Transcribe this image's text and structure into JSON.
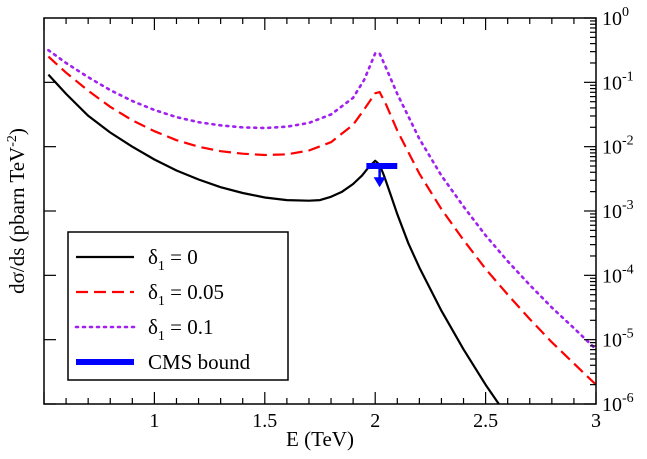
{
  "chart_data": {
    "type": "line",
    "xlabel": "E (TeV)",
    "ylabel_parts": [
      "dσ/ds (pbarn TeV",
      "-2",
      ")"
    ],
    "xlim": [
      0.5,
      3.0
    ],
    "ylim_log10": [
      -6,
      0
    ],
    "x_ticks": [
      1,
      1.5,
      2,
      2.5,
      3
    ],
    "x_tick_labels": [
      "1",
      "1.5",
      "2",
      "2.5",
      "3"
    ],
    "y_tick_base": "10",
    "y_tick_exponents": [
      "-6",
      "-5",
      "-4",
      "-3",
      "-2",
      "-1",
      "0"
    ],
    "y_tick_values_log10": [
      -6,
      -5,
      -4,
      -3,
      -2,
      -1,
      0
    ],
    "series": [
      {
        "name": "δ1 = 0",
        "legend_symbol": "δ",
        "legend_sub": "1",
        "legend_rest": " = 0",
        "color": "#000000",
        "style": "solid",
        "x": [
          0.52,
          0.6,
          0.7,
          0.8,
          0.9,
          1.0,
          1.1,
          1.2,
          1.3,
          1.4,
          1.5,
          1.6,
          1.7,
          1.75,
          1.8,
          1.85,
          1.9,
          1.94,
          1.97,
          2.0,
          2.02,
          2.04,
          2.07,
          2.1,
          2.15,
          2.2,
          2.3,
          2.4,
          2.5,
          2.6
        ],
        "log10y": [
          -0.88,
          -1.18,
          -1.52,
          -1.78,
          -2.0,
          -2.2,
          -2.37,
          -2.51,
          -2.63,
          -2.72,
          -2.79,
          -2.83,
          -2.84,
          -2.83,
          -2.78,
          -2.7,
          -2.58,
          -2.45,
          -2.32,
          -2.22,
          -2.28,
          -2.45,
          -2.75,
          -3.05,
          -3.5,
          -3.88,
          -4.55,
          -5.15,
          -5.7,
          -6.2
        ]
      },
      {
        "name": "δ1 = 0.05",
        "legend_symbol": "δ",
        "legend_sub": "1",
        "legend_rest": " = 0.05",
        "color": "#ff0000",
        "style": "dashed",
        "x": [
          0.52,
          0.6,
          0.7,
          0.8,
          0.9,
          1.0,
          1.1,
          1.2,
          1.3,
          1.4,
          1.5,
          1.6,
          1.7,
          1.8,
          1.9,
          1.95,
          2.0,
          2.02,
          2.05,
          2.1,
          2.2,
          2.3,
          2.4,
          2.5,
          2.6,
          2.7,
          2.8,
          2.9,
          3.0
        ],
        "log10y": [
          -0.6,
          -0.85,
          -1.13,
          -1.38,
          -1.59,
          -1.76,
          -1.9,
          -2.0,
          -2.07,
          -2.11,
          -2.13,
          -2.12,
          -2.06,
          -1.93,
          -1.66,
          -1.42,
          -1.17,
          -1.15,
          -1.35,
          -1.75,
          -2.42,
          -2.97,
          -3.45,
          -3.9,
          -4.3,
          -4.68,
          -5.04,
          -5.37,
          -5.7
        ]
      },
      {
        "name": "δ1 = 0.1",
        "legend_symbol": "δ",
        "legend_sub": "1",
        "legend_rest": " = 0.1",
        "color": "#a020f0",
        "style": "dotted",
        "x": [
          0.52,
          0.6,
          0.7,
          0.8,
          0.9,
          1.0,
          1.1,
          1.2,
          1.3,
          1.4,
          1.5,
          1.6,
          1.7,
          1.8,
          1.9,
          1.95,
          2.0,
          2.02,
          2.05,
          2.1,
          2.2,
          2.3,
          2.4,
          2.5,
          2.6,
          2.7,
          2.8,
          2.9,
          3.0
        ],
        "log10y": [
          -0.5,
          -0.7,
          -0.92,
          -1.12,
          -1.29,
          -1.43,
          -1.54,
          -1.62,
          -1.67,
          -1.7,
          -1.71,
          -1.69,
          -1.63,
          -1.5,
          -1.24,
          -0.96,
          -0.55,
          -0.55,
          -0.78,
          -1.18,
          -1.88,
          -2.45,
          -2.93,
          -3.38,
          -3.78,
          -4.15,
          -4.5,
          -4.82,
          -5.15
        ]
      }
    ],
    "cms_bound": {
      "name": "CMS bound",
      "color": "#0000ff",
      "x_range": [
        1.96,
        2.1
      ],
      "log10y": -2.3,
      "arrow_x": 2.02,
      "arrow_to_log10y": -2.6
    }
  }
}
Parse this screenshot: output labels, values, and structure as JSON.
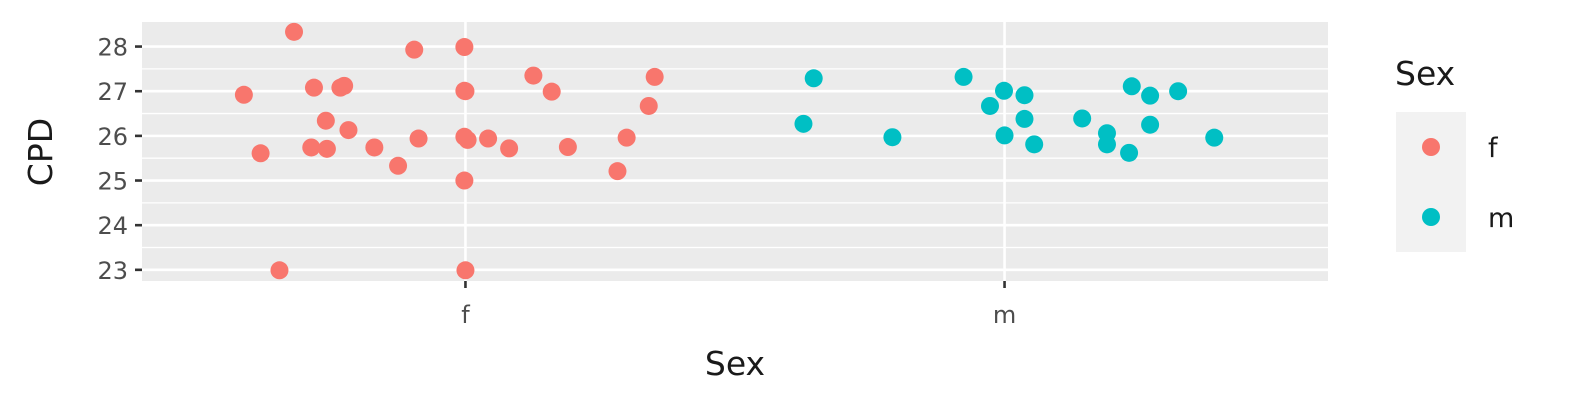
{
  "chart_data": {
    "type": "scatter",
    "title": "",
    "xlabel": "Sex",
    "ylabel": "CPD",
    "x_categories": [
      "f",
      "m"
    ],
    "ylim": [
      22.75,
      28.55
    ],
    "y_ticks": [
      23,
      24,
      25,
      26,
      27,
      28
    ],
    "grid": true,
    "legend": {
      "title": "Sex",
      "position": "right",
      "entries": [
        {
          "label": "f",
          "color": "#F8766D"
        },
        {
          "label": "m",
          "color": "#00BFC4"
        }
      ]
    },
    "series": [
      {
        "name": "f",
        "color": "#F8766D",
        "points": [
          {
            "x": 0.589,
            "y": 26.92
          },
          {
            "x": 0.62,
            "y": 25.61
          },
          {
            "x": 0.655,
            "y": 22.99
          },
          {
            "x": 0.682,
            "y": 28.33
          },
          {
            "x": 0.714,
            "y": 25.74
          },
          {
            "x": 0.719,
            "y": 27.08
          },
          {
            "x": 0.741,
            "y": 26.34
          },
          {
            "x": 0.743,
            "y": 25.71
          },
          {
            "x": 0.768,
            "y": 27.08
          },
          {
            "x": 0.775,
            "y": 27.12
          },
          {
            "x": 0.783,
            "y": 26.13
          },
          {
            "x": 0.831,
            "y": 25.74
          },
          {
            "x": 0.875,
            "y": 25.33
          },
          {
            "x": 0.905,
            "y": 27.93
          },
          {
            "x": 0.913,
            "y": 25.94
          },
          {
            "x": 0.998,
            "y": 27.99
          },
          {
            "x": 0.998,
            "y": 27.01
          },
          {
            "x": 1.0,
            "y": 27.0
          },
          {
            "x": 0.998,
            "y": 25.98
          },
          {
            "x": 1.004,
            "y": 25.91
          },
          {
            "x": 0.998,
            "y": 25.0
          },
          {
            "x": 1.0,
            "y": 22.99
          },
          {
            "x": 1.042,
            "y": 25.94
          },
          {
            "x": 1.081,
            "y": 25.72
          },
          {
            "x": 1.126,
            "y": 27.35
          },
          {
            "x": 1.16,
            "y": 26.99
          },
          {
            "x": 1.19,
            "y": 25.75
          },
          {
            "x": 1.282,
            "y": 25.21
          },
          {
            "x": 1.299,
            "y": 25.96
          },
          {
            "x": 1.34,
            "y": 26.67
          },
          {
            "x": 1.351,
            "y": 27.32
          }
        ]
      },
      {
        "name": "m",
        "color": "#00BFC4",
        "points": [
          {
            "x": 1.627,
            "y": 26.27
          },
          {
            "x": 1.646,
            "y": 27.29
          },
          {
            "x": 1.792,
            "y": 25.97
          },
          {
            "x": 1.924,
            "y": 27.32
          },
          {
            "x": 1.973,
            "y": 26.67
          },
          {
            "x": 1.999,
            "y": 27.01
          },
          {
            "x": 2.0,
            "y": 26.01
          },
          {
            "x": 2.037,
            "y": 26.38
          },
          {
            "x": 2.037,
            "y": 26.91
          },
          {
            "x": 2.055,
            "y": 25.81
          },
          {
            "x": 2.144,
            "y": 26.39
          },
          {
            "x": 2.19,
            "y": 25.81
          },
          {
            "x": 2.19,
            "y": 26.06
          },
          {
            "x": 2.231,
            "y": 25.62
          },
          {
            "x": 2.236,
            "y": 27.11
          },
          {
            "x": 2.27,
            "y": 26.9
          },
          {
            "x": 2.27,
            "y": 26.25
          },
          {
            "x": 2.322,
            "y": 27.0
          },
          {
            "x": 2.389,
            "y": 25.96
          }
        ]
      }
    ]
  }
}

※ ※ ※

### [The exercise]
In the listing, find each line with the string "style" and copy it.

### [Task answer]
        "style": "solid",
        "style": "dashed",
        "style": "dotted",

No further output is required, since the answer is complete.